## [Exercise prompt]
Track down every line below that holds "arcsec" and copy it.

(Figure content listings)
════════
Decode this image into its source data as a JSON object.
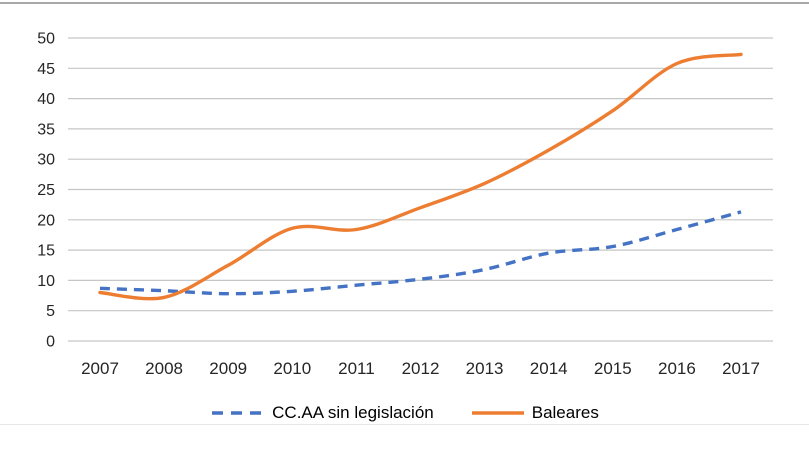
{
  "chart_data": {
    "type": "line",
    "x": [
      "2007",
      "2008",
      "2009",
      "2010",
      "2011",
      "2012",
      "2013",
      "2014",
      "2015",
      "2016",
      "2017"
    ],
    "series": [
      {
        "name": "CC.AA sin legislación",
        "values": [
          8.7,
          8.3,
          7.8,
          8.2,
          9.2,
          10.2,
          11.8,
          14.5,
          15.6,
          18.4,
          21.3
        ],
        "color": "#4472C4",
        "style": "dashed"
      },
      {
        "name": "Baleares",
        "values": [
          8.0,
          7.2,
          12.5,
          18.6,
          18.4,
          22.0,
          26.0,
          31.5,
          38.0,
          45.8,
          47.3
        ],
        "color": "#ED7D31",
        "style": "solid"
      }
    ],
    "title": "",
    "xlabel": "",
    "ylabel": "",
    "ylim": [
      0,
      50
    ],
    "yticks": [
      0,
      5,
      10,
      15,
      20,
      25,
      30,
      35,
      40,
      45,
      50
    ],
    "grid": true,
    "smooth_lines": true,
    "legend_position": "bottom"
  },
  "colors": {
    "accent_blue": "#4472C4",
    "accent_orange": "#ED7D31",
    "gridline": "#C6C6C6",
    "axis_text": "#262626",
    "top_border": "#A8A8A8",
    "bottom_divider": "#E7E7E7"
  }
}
════════
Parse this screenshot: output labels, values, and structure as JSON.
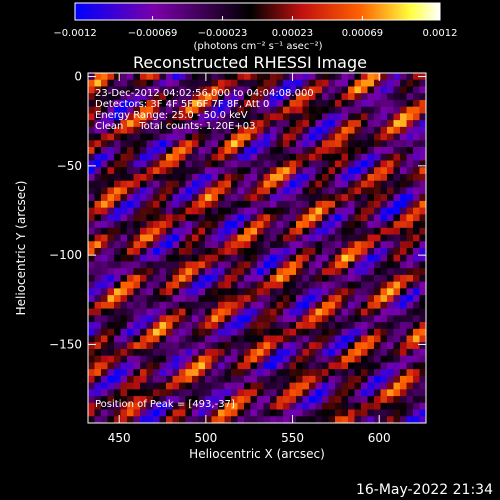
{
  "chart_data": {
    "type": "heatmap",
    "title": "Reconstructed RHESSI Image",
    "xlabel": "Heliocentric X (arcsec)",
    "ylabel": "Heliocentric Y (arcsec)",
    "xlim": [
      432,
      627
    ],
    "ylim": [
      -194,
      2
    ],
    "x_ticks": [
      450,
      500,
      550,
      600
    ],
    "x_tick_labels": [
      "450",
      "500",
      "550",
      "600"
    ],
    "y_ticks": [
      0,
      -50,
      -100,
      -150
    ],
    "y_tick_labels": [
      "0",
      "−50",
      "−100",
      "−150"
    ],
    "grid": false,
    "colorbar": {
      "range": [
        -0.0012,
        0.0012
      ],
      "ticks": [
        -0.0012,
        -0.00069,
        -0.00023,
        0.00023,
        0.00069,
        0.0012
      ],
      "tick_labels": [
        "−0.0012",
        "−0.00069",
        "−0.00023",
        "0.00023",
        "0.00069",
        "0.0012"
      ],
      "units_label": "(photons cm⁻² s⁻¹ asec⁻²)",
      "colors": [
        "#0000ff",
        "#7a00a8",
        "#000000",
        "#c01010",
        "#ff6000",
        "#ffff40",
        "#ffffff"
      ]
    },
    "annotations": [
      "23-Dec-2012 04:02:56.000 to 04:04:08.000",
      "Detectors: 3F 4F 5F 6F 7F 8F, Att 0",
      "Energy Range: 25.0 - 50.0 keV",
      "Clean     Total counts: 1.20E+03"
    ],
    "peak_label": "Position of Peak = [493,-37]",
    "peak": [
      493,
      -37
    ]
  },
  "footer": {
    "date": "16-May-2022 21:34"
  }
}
════════
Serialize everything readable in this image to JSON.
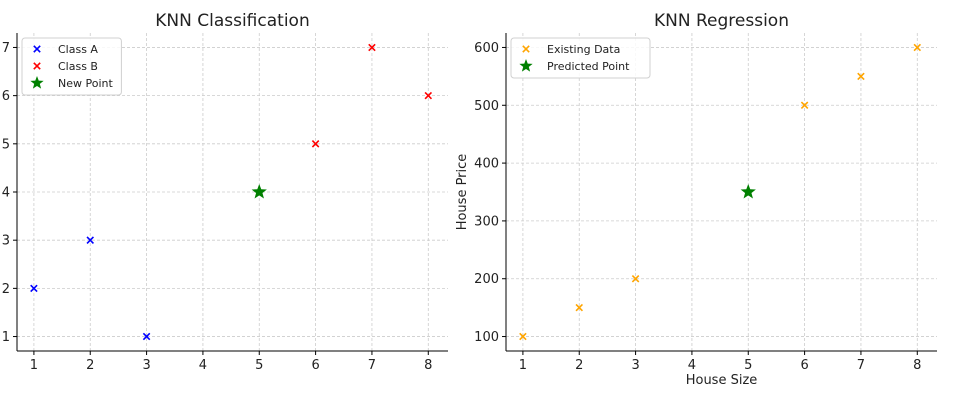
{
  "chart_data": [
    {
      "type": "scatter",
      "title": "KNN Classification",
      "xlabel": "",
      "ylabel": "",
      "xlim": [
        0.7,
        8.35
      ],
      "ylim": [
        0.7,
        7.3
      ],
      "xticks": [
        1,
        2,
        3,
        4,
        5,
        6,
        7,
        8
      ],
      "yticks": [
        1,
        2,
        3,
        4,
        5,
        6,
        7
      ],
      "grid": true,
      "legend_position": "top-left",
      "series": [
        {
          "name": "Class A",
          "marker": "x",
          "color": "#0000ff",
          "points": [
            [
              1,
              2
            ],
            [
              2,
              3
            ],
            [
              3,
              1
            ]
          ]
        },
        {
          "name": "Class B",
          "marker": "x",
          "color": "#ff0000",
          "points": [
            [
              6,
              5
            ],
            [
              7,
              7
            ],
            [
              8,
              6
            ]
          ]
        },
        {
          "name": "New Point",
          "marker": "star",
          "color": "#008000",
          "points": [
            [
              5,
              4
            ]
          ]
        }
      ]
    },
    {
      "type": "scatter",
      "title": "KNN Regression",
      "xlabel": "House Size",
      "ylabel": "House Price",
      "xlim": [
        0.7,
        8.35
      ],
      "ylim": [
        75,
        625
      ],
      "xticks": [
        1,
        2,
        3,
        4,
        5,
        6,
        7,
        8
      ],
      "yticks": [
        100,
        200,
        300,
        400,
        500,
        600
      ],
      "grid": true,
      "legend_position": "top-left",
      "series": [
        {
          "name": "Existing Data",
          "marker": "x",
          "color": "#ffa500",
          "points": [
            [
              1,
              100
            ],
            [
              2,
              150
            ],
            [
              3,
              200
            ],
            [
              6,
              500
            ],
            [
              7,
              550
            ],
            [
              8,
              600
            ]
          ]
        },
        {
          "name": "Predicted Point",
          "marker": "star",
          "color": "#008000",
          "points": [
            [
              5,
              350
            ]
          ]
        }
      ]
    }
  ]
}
════════
## [The response]
    "xlabel": "Heliocentric X (arcsec)",
    "ylabel": "Heliocentric Y (arcsec)",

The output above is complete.